— Objective 1 —
In the post about eating and drinking in Alacati, swap "hidden gem" for "secret spot" and give everything from "This is a sweet" down to "map and details.".
— Objective 2 —
According to the post about eating and drinking in Alacati, why is the photo of the shrimp dish blurry?

— Document excerpt —
········
Turkey / Alacati & Dalyan & Cesme / Girlie weekend part 2 – We eat and drink and eat and drink in Alacati & Dalyan

All this shopping has left myself and Sibel hungry.
Ok, that’s bullshizzle – we are Turks and as a fellow Turk I know used to say, I don’t need to be hungry to eat.
So off we go to be true to our Turkish blood.
Fahri’nin Yeri – Alacati
That means Fahri’s place.
The showy, glitzy restaurant & bars are around the front of the Alacati Port.
This is a sweet little hidden gem that is a little off the beaten path.
It’s around the back.
My direction giving skills are almost as bad as my sense of direction (complete lack of more like) so click here for the map and details.

Modest, low-key, unassuming, clean, good view and, most importantly, delicious food! There’s a reason why it’s a hot-spot, especially among the locals, since 1993.

 

How can you make shrimps really bad for your health but really good for your palate?

Send them swimming in real Turkish butter! This one was one of my favorite meals there. It was bubbling and sizzling when it arrived: shrimps with garlic, doing laps in vein clogger!

Excuse the blurry photo: I was drooling and my hands were trying to reach for the fork instead of camera!

Wine – friend or foe??
········
— Items —
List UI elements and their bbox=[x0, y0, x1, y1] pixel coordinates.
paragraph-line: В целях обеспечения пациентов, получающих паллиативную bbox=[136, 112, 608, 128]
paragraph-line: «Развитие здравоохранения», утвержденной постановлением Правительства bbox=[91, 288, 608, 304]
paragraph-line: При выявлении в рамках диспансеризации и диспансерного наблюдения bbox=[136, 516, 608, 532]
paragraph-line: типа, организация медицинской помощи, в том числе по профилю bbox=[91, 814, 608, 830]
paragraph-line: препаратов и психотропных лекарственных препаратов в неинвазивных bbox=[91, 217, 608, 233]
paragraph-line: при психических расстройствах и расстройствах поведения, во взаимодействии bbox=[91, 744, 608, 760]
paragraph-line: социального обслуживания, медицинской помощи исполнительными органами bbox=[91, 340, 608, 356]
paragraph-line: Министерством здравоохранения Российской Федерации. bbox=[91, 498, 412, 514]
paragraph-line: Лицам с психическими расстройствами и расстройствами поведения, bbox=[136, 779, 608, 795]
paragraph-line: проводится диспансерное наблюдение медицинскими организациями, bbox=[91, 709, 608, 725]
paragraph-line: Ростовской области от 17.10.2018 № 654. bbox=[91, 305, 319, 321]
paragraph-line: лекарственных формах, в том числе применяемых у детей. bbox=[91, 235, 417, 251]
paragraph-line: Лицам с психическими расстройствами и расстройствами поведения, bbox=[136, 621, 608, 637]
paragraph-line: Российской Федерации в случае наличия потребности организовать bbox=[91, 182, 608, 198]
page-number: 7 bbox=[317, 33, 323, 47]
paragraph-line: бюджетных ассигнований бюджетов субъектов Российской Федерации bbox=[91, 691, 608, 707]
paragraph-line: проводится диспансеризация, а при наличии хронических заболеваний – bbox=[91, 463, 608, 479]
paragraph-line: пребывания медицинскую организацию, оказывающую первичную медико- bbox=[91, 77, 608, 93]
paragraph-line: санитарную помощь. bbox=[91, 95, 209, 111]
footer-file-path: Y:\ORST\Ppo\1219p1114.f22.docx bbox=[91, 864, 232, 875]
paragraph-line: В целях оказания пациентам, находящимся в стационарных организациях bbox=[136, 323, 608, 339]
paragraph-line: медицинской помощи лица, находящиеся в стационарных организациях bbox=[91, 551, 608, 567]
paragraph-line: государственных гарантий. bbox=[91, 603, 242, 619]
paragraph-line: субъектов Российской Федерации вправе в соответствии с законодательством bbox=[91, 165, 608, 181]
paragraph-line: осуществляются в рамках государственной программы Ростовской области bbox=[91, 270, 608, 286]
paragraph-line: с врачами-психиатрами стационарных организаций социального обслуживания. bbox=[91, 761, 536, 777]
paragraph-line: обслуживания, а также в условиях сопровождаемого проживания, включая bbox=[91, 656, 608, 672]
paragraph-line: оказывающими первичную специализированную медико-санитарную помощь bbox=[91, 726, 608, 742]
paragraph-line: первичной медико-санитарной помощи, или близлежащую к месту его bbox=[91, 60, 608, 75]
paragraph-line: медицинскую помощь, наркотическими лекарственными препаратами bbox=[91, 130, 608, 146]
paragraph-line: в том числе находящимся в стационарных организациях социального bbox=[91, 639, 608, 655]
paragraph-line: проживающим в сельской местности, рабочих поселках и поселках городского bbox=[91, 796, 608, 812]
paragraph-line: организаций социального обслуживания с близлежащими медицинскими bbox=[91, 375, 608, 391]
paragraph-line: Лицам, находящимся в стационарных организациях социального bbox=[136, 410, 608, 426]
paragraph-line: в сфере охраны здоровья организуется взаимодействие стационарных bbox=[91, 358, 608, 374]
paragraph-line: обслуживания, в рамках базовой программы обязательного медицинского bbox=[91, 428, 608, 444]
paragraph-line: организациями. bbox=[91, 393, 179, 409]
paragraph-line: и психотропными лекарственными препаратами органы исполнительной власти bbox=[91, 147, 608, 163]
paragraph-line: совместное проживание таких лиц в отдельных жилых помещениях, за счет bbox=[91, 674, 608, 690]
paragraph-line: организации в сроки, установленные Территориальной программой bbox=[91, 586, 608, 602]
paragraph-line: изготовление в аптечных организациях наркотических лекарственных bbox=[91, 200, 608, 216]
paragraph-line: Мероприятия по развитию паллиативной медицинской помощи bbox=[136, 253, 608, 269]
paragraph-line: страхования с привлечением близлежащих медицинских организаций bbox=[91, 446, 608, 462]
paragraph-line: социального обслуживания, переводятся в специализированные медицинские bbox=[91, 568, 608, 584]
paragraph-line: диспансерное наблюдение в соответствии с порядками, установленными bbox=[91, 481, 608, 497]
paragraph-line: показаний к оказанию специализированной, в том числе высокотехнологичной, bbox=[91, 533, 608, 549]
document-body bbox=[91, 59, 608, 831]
········
— Complete output 1 —
This is a sweet little secret spot that is a little off the beaten path.
It’s around the back.
My direction giving skills are almost as bad as my sense of direction (complete lack of more like) so click here for the map and details.

— Complete output 2 —
The photo is blurry because the writer was drooling, and their hands were trying to reach for the fork instead of the camera.